▶ What you have to do
Reproduce the listing word for word. Skip any image.

▶ Data section
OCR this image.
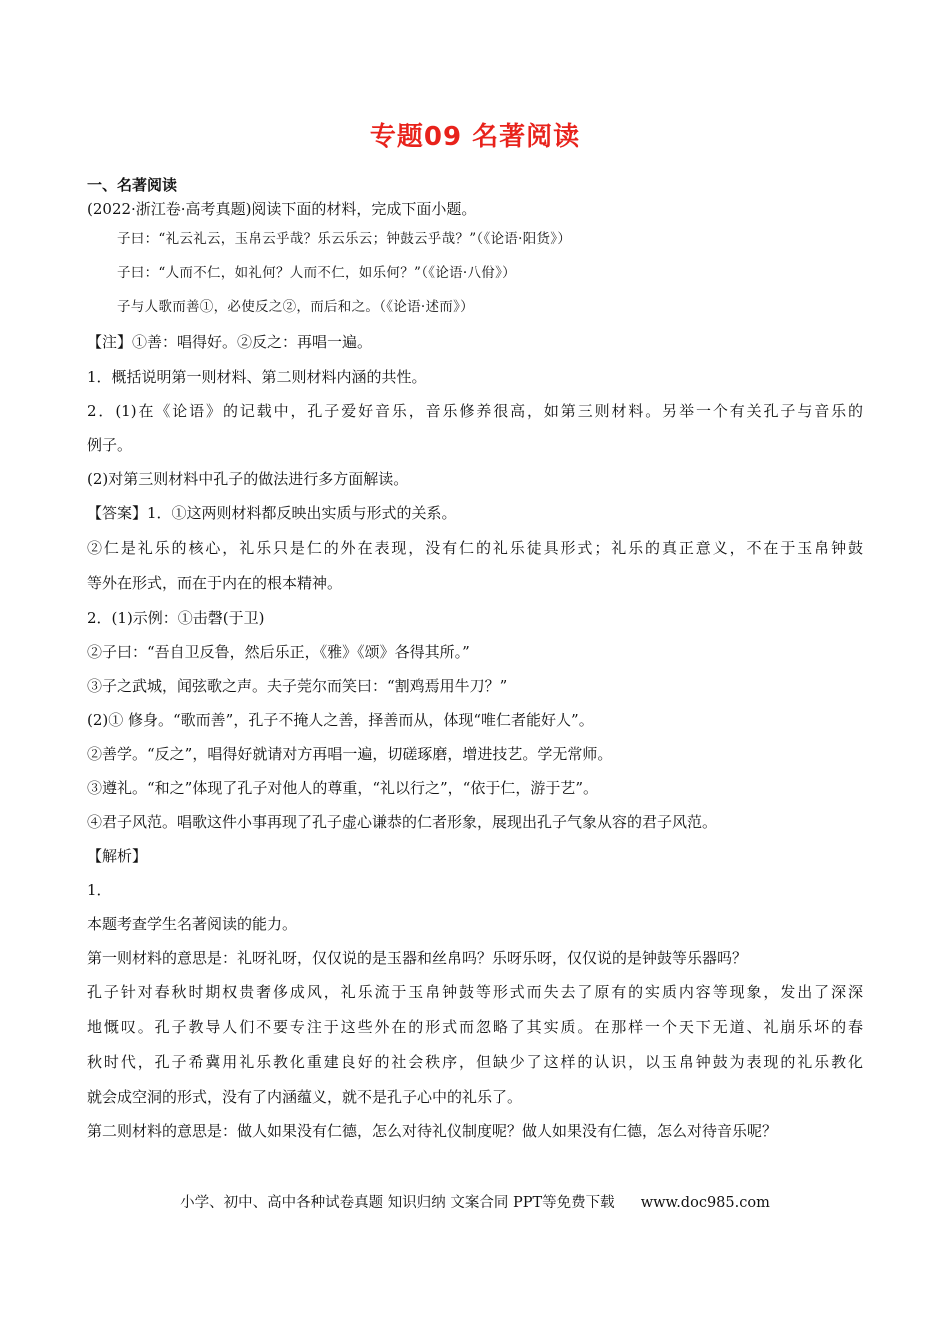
专题09 名著阅读
一、名著阅读
(2022·浙江卷·高考真题)阅读下面的材料，完成下面小题。
子曰：“礼云礼云，玉帛云乎哉？乐云乐云；钟鼓云乎哉？”（《论语·阳货》）
子曰：“人而不仁，如礼何？人而不仁，如乐何？”（《论语·八佾》）
子与人歌而善①，必使反之②，而后和之。（《论语·述而》）
【注】①善：唱得好。②反之：再唱一遍。
1．概括说明第一则材料、第二则材料内涵的共性。
2．(1)在《论语》的记载中，孔子爱好音乐，音乐修养很高，如第三则材料。另举一个有关孔子与音乐的
例子。
(2)对第三则材料中孔子的做法进行多方面解读。
【答案】1．①这两则材料都反映出实质与形式的关系。
②仁是礼乐的核心，礼乐只是仁的外在表现，没有仁的礼乐徒具形式；礼乐的真正意义，不在于玉帛钟鼓
等外在形式，而在于内在的根本精神。
2．(1)示例：①击磬(于卫)
②子曰：“吾自卫反鲁，然后乐正，《雅》《颂》各得其所。”
③子之武城，闻弦歌之声。夫子莞尔而笑曰：“割鸡焉用牛刀？”
(2)① 修身。“歌而善”，孔子不掩人之善，择善而从，体现“唯仁者能好人”。
②善学。“反之”，唱得好就请对方再唱一遍，切磋琢磨，增进技艺。学无常师。
③遵礼。“和之”体现了孔子对他人的尊重，“礼以行之”，“依于仁，游于艺”。
④君子风范。唱歌这件小事再现了孔子虚心谦恭的仁者形象，展现出孔子气象从容的君子风范。
【解析】
1．
本题考查学生名著阅读的能力。
第一则材料的意思是：礼呀礼呀，仅仅说的是玉器和丝帛吗？乐呀乐呀，仅仅说的是钟鼓等乐器吗？
孔子针对春秋时期权贵奢侈成风，礼乐流于玉帛钟鼓等形式而失去了原有的实质内容等现象，发出了深深
地慨叹。孔子教导人们不要专注于这些外在的形式而忽略了其实质。在那样一个天下无道、礼崩乐坏的春
秋时代，孔子希冀用礼乐教化重建良好的社会秩序，但缺少了这样的认识，以玉帛钟鼓为表现的礼乐教化
就会成空洞的形式，没有了内涵蕴义，就不是孔子心中的礼乐了。
第二则材料的意思是：做人如果没有仁德，怎么对待礼仪制度呢？做人如果没有仁德，怎么对待音乐呢？
小学、初中、高中各种试卷真题 知识归纳 文案合同 PPT等免费下载 www.doc985.com
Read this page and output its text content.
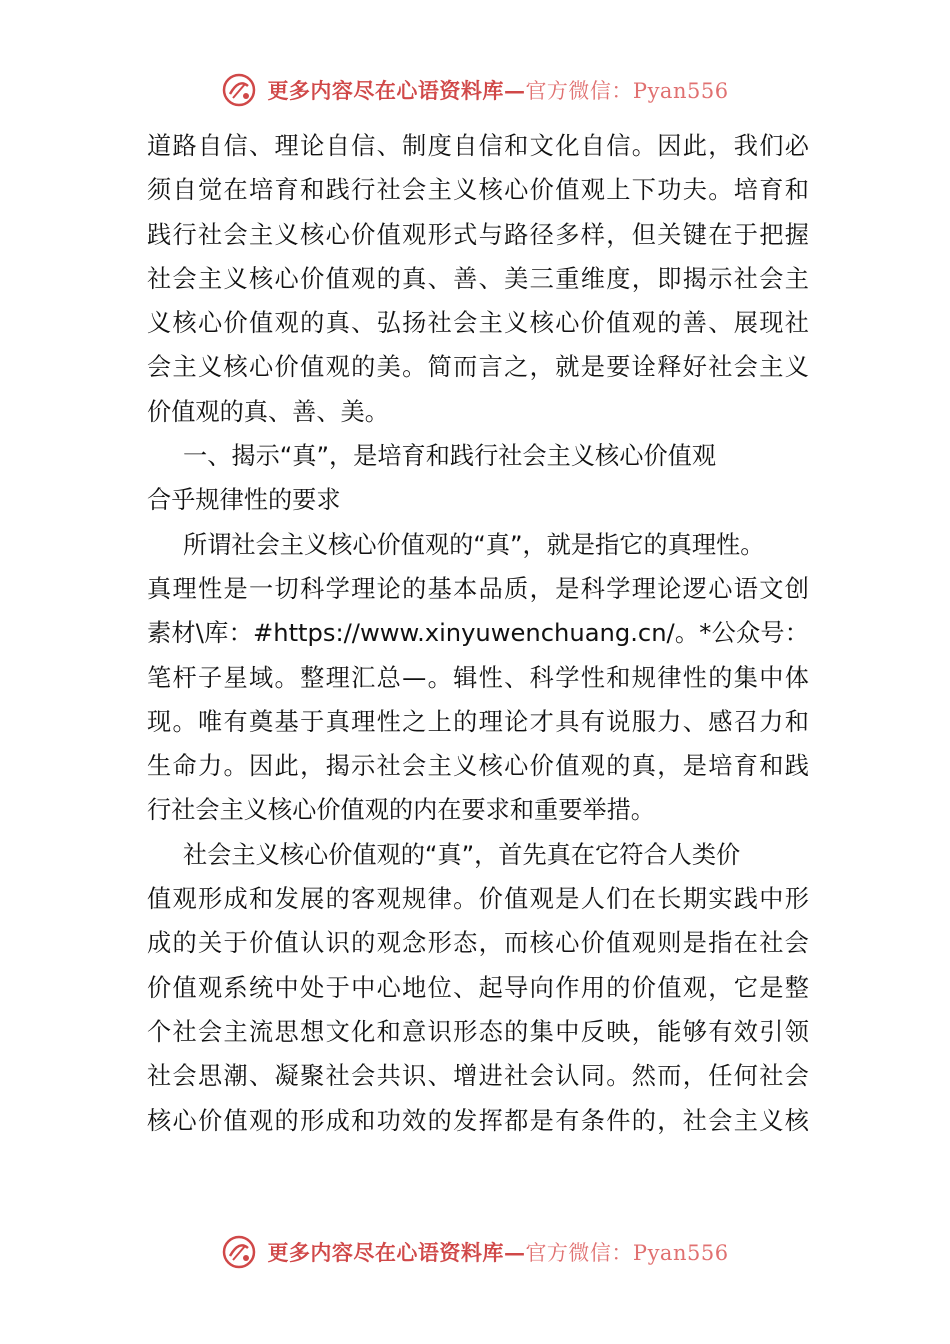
更多内容尽在心语资料库—官方微信：Pyan556
道路自信、理论自信、制度自信和文化自信。因此，我们必
须自觉在培育和践行社会主义核心价值观上下功夫。培育和
践行社会主义核心价值观形式与路径多样，但关键在于把握
社会主义核心价值观的真、善、美三重维度，即揭示社会主
义核心价值观的真、弘扬社会主义核心价值观的善、展现社
会主义核心价值观的美。简而言之，就是要诠释好社会主义
价值观的真、善、美。
一、揭示“真”，是培育和践行社会主义核心价值观
合乎规律性的要求
所谓社会主义核心价值观的“真”，就是指它的真理性。
真理性是一切科学理论的基本品质，是科学理论逻心语文创
素材\库：#https://www.xinyuwenchuang.cn/。*公众号：
笔杆子星域。整理汇总—。辑性、科学性和规律性的集中体
现。唯有奠基于真理性之上的理论才具有说服力、感召力和
生命力。因此，揭示社会主义核心价值观的真，是培育和践
行社会主义核心价值观的内在要求和重要举措。
社会主义核心价值观的“真”，首先真在它符合人类价
值观形成和发展的客观规律。价值观是人们在长期实践中形
成的关于价值认识的观念形态，而核心价值观则是指在社会
价值观系统中处于中心地位、起导向作用的价值观，它是整
个社会主流思想文化和意识形态的集中反映，能够有效引领
社会思潮、凝聚社会共识、增进社会认同。然而，任何社会
核心价值观的形成和功效的发挥都是有条件的，社会主义核
更多内容尽在心语资料库—官方微信：Pyan556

▶ In response
OCR this image.
专题09 名著阅读
一、名著阅读
(2022·浙江卷·高考真题)阅读下面的材料，完成下面小题。
子曰：“礼云礼云，玉帛云乎哉？乐云乐云；钟鼓云乎哉？”（《论语·阳货》）
子曰：“人而不仁，如礼何？人而不仁，如乐何？”（《论语·八佾》）
子与人歌而善①，必使反之②，而后和之。（《论语·述而》）
【注】①善：唱得好。②反之：再唱一遍。
1．概括说明第一则材料、第二则材料内涵的共性。
2．(1)在《论语》的记载中，孔子爱好音乐，音乐修养很高，如第三则材料。另举一个有关孔子与音乐的
例子。
(2)对第三则材料中孔子的做法进行多方面解读。
【答案】1．①这两则材料都反映出实质与形式的关系。
②仁是礼乐的核心，礼乐只是仁的外在表现，没有仁的礼乐徒具形式；礼乐的真正意义，不在于玉帛钟鼓
等外在形式，而在于内在的根本精神。
2．(1)示例：①击磬(于卫)
②子曰：“吾自卫反鲁，然后乐正，《雅》《颂》各得其所。”
③子之武城，闻弦歌之声。夫子莞尔而笑曰：“割鸡焉用牛刀？”
(2)① 修身。“歌而善”，孔子不掩人之善，择善而从，体现“唯仁者能好人”。
②善学。“反之”，唱得好就请对方再唱一遍，切磋琢磨，增进技艺。学无常师。
③遵礼。“和之”体现了孔子对他人的尊重，“礼以行之”，“依于仁，游于艺”。
④君子风范。唱歌这件小事再现了孔子虚心谦恭的仁者形象，展现出孔子气象从容的君子风范。
【解析】
1．
本题考查学生名著阅读的能力。
第一则材料的意思是：礼呀礼呀，仅仅说的是玉器和丝帛吗？乐呀乐呀，仅仅说的是钟鼓等乐器吗？
孔子针对春秋时期权贵奢侈成风，礼乐流于玉帛钟鼓等形式而失去了原有的实质内容等现象，发出了深深
地慨叹。孔子教导人们不要专注于这些外在的形式而忽略了其实质。在那样一个天下无道、礼崩乐坏的春
秋时代，孔子希冀用礼乐教化重建良好的社会秩序，但缺少了这样的认识，以玉帛钟鼓为表现的礼乐教化
就会成空洞的形式，没有了内涵蕴义，就不是孔子心中的礼乐了。
第二则材料的意思是：做人如果没有仁德，怎么对待礼仪制度呢？做人如果没有仁德，怎么对待音乐呢？
小学、初中、高中各种试卷真题 知识归纳 文案合同 PPT等免费下载 www.doc985.com
Read this page and output its text content.
更多内容尽在心语资料库—官方微信：Pyan556
道路自信、理论自信、制度自信和文化自信。因此，我们必
须自觉在培育和践行社会主义核心价值观上下功夫。培育和
践行社会主义核心价值观形式与路径多样，但关键在于把握
社会主义核心价值观的真、善、美三重维度，即揭示社会主
义核心价值观的真、弘扬社会主义核心价值观的善、展现社
会主义核心价值观的美。简而言之，就是要诠释好社会主义
价值观的真、善、美。
一、揭示“真”，是培育和践行社会主义核心价值观
合乎规律性的要求
所谓社会主义核心价值观的“真”，就是指它的真理性。
真理性是一切科学理论的基本品质，是科学理论逻心语文创
素材\库：#https://www.xinyuwenchuang.cn/。*公众号：
笔杆子星域。整理汇总—。辑性、科学性和规律性的集中体
现。唯有奠基于真理性之上的理论才具有说服力、感召力和
生命力。因此，揭示社会主义核心价值观的真，是培育和践
行社会主义核心价值观的内在要求和重要举措。
社会主义核心价值观的“真”，首先真在它符合人类价
值观形成和发展的客观规律。价值观是人们在长期实践中形
成的关于价值认识的观念形态，而核心价值观则是指在社会
价值观系统中处于中心地位、起导向作用的价值观，它是整
个社会主流思想文化和意识形态的集中反映，能够有效引领
社会思潮、凝聚社会共识、增进社会认同。然而，任何社会
核心价值观的形成和功效的发挥都是有条件的，社会主义核
更多内容尽在心语资料库—官方微信：Pyan556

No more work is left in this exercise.